Exercise requirements:
Where does the string "document" appear? Copy every line of the entries below that holds it.

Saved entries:
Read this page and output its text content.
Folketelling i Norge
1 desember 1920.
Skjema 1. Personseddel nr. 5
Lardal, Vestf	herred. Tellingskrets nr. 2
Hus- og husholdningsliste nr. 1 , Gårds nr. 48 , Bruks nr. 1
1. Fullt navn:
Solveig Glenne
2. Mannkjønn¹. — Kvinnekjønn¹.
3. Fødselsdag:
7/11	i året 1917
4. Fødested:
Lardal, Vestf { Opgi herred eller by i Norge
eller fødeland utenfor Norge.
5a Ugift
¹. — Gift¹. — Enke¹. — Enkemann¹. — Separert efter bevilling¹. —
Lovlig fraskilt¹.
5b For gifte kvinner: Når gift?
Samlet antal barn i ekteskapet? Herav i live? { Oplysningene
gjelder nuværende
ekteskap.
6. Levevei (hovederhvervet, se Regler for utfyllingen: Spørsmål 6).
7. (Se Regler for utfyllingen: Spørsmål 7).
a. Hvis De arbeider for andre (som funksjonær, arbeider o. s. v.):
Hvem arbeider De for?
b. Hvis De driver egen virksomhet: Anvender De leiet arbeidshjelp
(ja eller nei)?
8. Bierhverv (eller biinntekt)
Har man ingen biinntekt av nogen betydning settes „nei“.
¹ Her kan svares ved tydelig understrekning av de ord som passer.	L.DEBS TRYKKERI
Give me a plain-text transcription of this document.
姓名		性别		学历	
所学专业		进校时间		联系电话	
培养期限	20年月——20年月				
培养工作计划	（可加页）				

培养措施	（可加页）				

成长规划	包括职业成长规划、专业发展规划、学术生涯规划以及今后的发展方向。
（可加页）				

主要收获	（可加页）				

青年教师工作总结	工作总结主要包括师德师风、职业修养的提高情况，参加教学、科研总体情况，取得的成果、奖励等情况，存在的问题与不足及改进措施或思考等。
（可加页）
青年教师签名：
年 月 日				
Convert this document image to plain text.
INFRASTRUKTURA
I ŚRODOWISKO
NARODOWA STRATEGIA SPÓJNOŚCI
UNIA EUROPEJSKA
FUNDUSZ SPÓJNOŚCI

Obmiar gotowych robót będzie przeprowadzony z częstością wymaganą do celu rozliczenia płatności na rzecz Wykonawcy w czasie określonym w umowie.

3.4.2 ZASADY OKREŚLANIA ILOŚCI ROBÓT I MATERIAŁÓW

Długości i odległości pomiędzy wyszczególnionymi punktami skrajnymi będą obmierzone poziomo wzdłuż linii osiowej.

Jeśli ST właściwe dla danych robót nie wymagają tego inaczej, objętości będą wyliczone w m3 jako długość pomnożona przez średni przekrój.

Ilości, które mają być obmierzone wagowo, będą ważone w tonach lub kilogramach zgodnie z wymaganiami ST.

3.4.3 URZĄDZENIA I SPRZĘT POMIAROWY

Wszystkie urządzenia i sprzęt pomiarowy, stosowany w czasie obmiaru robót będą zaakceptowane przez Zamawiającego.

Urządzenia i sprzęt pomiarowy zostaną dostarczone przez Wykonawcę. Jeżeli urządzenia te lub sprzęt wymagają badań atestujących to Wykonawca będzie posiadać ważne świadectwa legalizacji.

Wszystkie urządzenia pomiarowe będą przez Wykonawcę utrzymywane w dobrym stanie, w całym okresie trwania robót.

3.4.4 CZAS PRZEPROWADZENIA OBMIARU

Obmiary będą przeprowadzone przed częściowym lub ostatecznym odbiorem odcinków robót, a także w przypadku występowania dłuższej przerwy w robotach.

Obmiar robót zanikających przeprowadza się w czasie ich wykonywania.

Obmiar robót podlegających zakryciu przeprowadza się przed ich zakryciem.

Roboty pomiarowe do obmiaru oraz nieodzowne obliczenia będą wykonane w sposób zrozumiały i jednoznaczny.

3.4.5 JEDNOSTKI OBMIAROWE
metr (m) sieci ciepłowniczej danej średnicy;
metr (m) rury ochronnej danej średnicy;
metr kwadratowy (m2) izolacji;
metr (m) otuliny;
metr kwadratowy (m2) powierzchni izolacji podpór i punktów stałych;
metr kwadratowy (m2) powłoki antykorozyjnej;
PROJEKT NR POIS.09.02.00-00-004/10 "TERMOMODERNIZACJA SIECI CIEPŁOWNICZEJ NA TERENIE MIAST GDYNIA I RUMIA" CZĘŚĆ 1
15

Expected output:
Give me a plain-text transcription of this document.
Convert this document image to plain text.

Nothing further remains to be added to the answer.